BEGIN Record set

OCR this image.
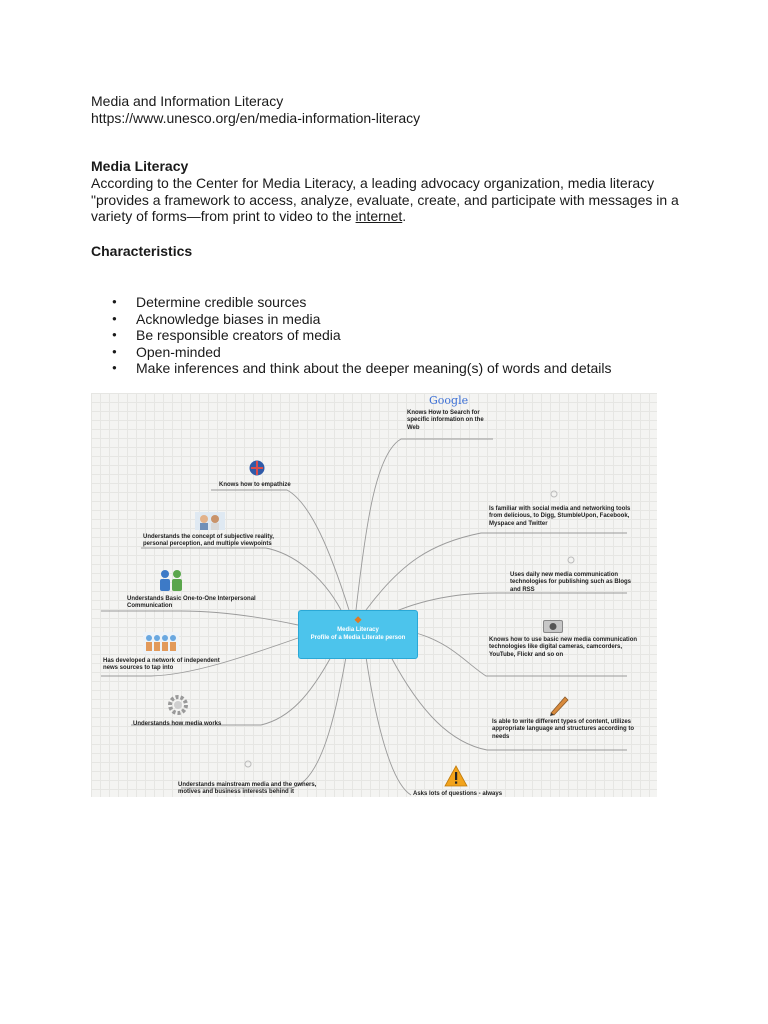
Media and Information Literacy
https://www.unesco.org/en/media-information-literacy
Media Literacy
According to the Center for Media Literacy, a leading advocacy organization, media literacy "provides a framework to access, analyze, evaluate, create, and participate with messages in a variety of forms—from print to video to the internet.
Characteristics
● Determine credible sources
● Acknowledge biases in media
● Be responsible creators of media
● Open-minded
● Make inferences and think about the deeper meaning(s) of words and details
❖
Media Literacy
Profile of a Media Literate person
Google
Knows How to Search for specific information on the Web
Knows how to empathize
Is familiar with social media and networking tools from delicious, to Digg, StumbleUpon, Facebook, Myspace and Twitter
Understands the concept of subjective reality, personal perception, and multiple viewpoints
Uses daily new media communication technologies for publishing such as Blogs and RSS
Understands Basic One-to-One Interpersonal Communication
Knows how to use basic new media communication technologies like digital cameras, camcorders, YouTube, Flickr and so on
Has developed a network of independent news sources to tap into
Understands how media works	Is able to write different types of content, utilizes appropriate language and structures according to needs
Understands mainstream media and the owners, motives and business interests behind it	Asks lots of questions - always
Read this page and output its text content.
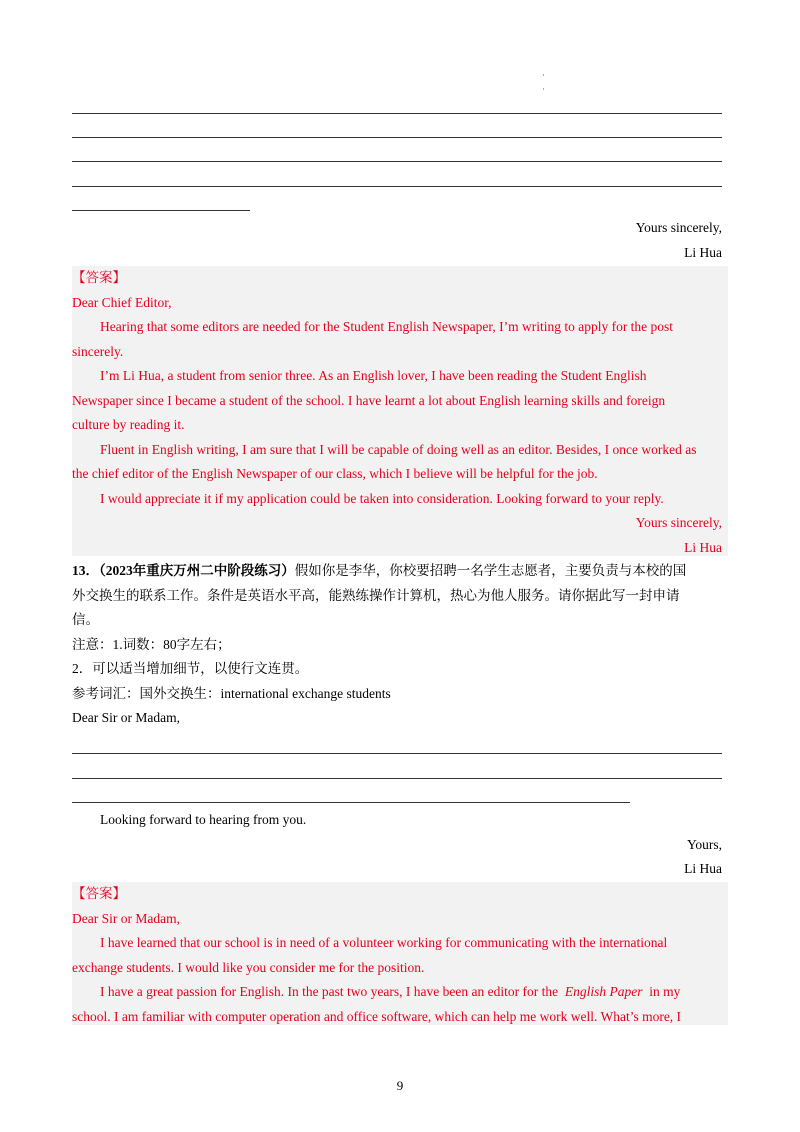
·
·
Yours sincerely,
Li Hua
【答案】
Dear Chief Editor,
Hearing that some editors are needed for the Student English Newspaper, I’m writing to apply for the post
sincerely.
I’m Li Hua, a student from senior three. As an English lover, I have been reading the Student English
Newspaper since I became a student of the school. I have learnt a lot about English learning skills and foreign
culture by reading it.
Fluent in English writing, I am sure that I will be capable of doing well as an editor. Besides, I once worked as
the chief editor of the English Newspaper of our class, which I believe will be helpful for the job.
I would appreciate it if my application could be taken into consideration. Looking forward to your reply.
Yours sincerely,
Li Hua
13．（2023年重庆万州二中阶段练习）假如你是李华，你校要招聘一名学生志愿者，主要负责与本校的国
外交换生的联系工作。条件是英语水平高，能熟练操作计算机，热心为他人服务。请你据此写一封申请
信。
注意：1.词数：80字左右；
2．可以适当增加细节，以使行文连贯。
参考词汇：国外交换生：international exchange students
Dear Sir or Madam,
Looking forward to hearing from you.
Yours,
Li Hua
【答案】
Dear Sir or Madam,
I have learned that our school is in need of a volunteer working for communicating with the international
exchange students. I would like you consider me for the position.
I have a great passion for English. In the past two years, I have been an editor for the English Paper in my
school. I am familiar with computer operation and office software, which can help me work well. What’s more, I
9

END Record set

**Exercise directions**
Retype every record above exactly as written, but leave out the pictures.

**Task response**
OCR this image.
Media and Information Literacy
https://www.unesco.org/en/media-information-literacy
Media Literacy
According to the Center for Media Literacy, a leading advocacy organization, media literacy "provides a framework to access, analyze, evaluate, create, and participate with messages in a variety of forms—from print to video to the internet.
Characteristics
● Determine credible sources
● Acknowledge biases in media
● Be responsible creators of media
● Open-minded
● Make inferences and think about the deeper meaning(s) of words and details
❖
Media Literacy
Profile of a Media Literate person
Google
Knows How to Search for specific information on the Web
Knows how to empathize
Is familiar with social media and networking tools from delicious, to Digg, StumbleUpon, Facebook, Myspace and Twitter
Understands the concept of subjective reality, personal perception, and multiple viewpoints
Uses daily new media communication technologies for publishing such as Blogs and RSS
Understands Basic One-to-One Interpersonal Communication
Knows how to use basic new media communication technologies like digital cameras, camcorders, YouTube, Flickr and so on
Has developed a network of independent news sources to tap into
Understands how media works	Is able to write different types of content, utilizes appropriate language and structures according to needs
Understands mainstream media and the owners, motives and business interests behind it	Asks lots of questions - always
Read this page and output its text content.
·
·
Yours sincerely,
Li Hua
【答案】
Dear Chief Editor,
Hearing that some editors are needed for the Student English Newspaper, I’m writing to apply for the post
sincerely.
I’m Li Hua, a student from senior three. As an English lover, I have been reading the Student English
Newspaper since I became a student of the school. I have learnt a lot about English learning skills and foreign
culture by reading it.
Fluent in English writing, I am sure that I will be capable of doing well as an editor. Besides, I once worked as
the chief editor of the English Newspaper of our class, which I believe will be helpful for the job.
I would appreciate it if my application could be taken into consideration. Looking forward to your reply.
Yours sincerely,
Li Hua
13．（2023年重庆万州二中阶段练习）假如你是李华，你校要招聘一名学生志愿者，主要负责与本校的国
外交换生的联系工作。条件是英语水平高，能熟练操作计算机，热心为他人服务。请你据此写一封申请
信。
注意：1.词数：80字左右；
2．可以适当增加细节，以使行文连贯。
参考词汇：国外交换生：international exchange students
Dear Sir or Madam,
Looking forward to hearing from you.
Yours,
Li Hua
【答案】
Dear Sir or Madam,
I have learned that our school is in need of a volunteer working for communicating with the international
exchange students. I would like you consider me for the position.
I have a great passion for English. In the past two years, I have been an editor for the English Paper in my
school. I am familiar with computer operation and office software, which can help me work well. What’s more, I
9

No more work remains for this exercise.